>> Begin Exercise material

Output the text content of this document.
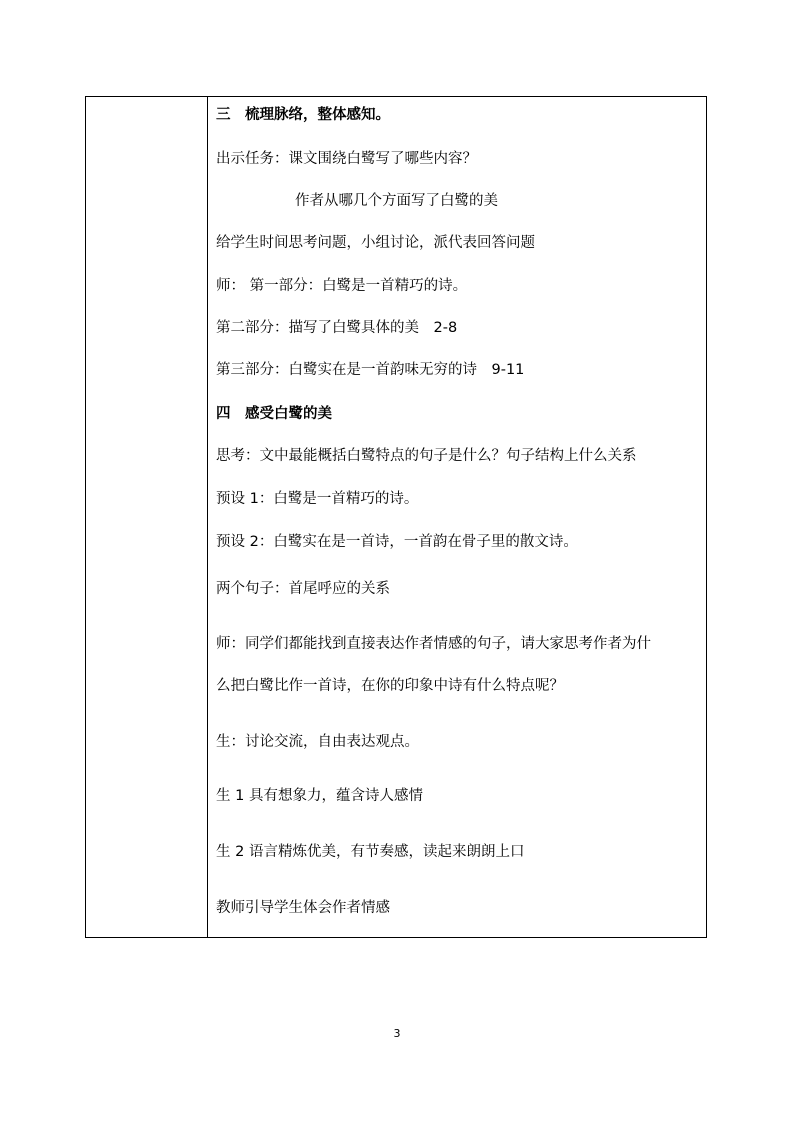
三　梳理脉络，整体感知。
出示任务：课文围绕白鹭写了哪些内容？
作者从哪几个方面写了白鹭的美
给学生时间思考问题，小组讨论，派代表回答问题
师： 第一部分：白鹭是一首精巧的诗。
第二部分：描写了白鹭具体的美　2-8
第三部分：白鹭实在是一首韵味无穷的诗　9-11
四　感受白鹭的美
思考：文中最能概括白鹭特点的句子是什么？句子结构上什么关系
预设 1：白鹭是一首精巧的诗。
预设 2：白鹭实在是一首诗，一首韵在骨子里的散文诗。
两个句子：首尾呼应的关系
师：同学们都能找到直接表达作者情感的句子，请大家思考作者为什
么把白鹭比作一首诗，在你的印象中诗有什么特点呢？
生：讨论交流，自由表达观点。
生 1 具有想象力，蕴含诗人感情
生 2 语言精炼优美，有节奏感，读起来朗朗上口
教师引导学生体会作者情感
3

>> End Exercise material

**Exercise:** Transcribe the full listing above exactly, with the images removed.

**Response:**
Output the text content of this document.
三　梳理脉络，整体感知。
出示任务：课文围绕白鹭写了哪些内容？
作者从哪几个方面写了白鹭的美
给学生时间思考问题，小组讨论，派代表回答问题
师： 第一部分：白鹭是一首精巧的诗。
第二部分：描写了白鹭具体的美　2-8
第三部分：白鹭实在是一首韵味无穷的诗　9-11
四　感受白鹭的美
思考：文中最能概括白鹭特点的句子是什么？句子结构上什么关系
预设 1：白鹭是一首精巧的诗。
预设 2：白鹭实在是一首诗，一首韵在骨子里的散文诗。
两个句子：首尾呼应的关系
师：同学们都能找到直接表达作者情感的句子，请大家思考作者为什
么把白鹭比作一首诗，在你的印象中诗有什么特点呢？
生：讨论交流，自由表达观点。
生 1 具有想象力，蕴含诗人感情
生 2 语言精炼优美，有节奏感，读起来朗朗上口
教师引导学生体会作者情感
3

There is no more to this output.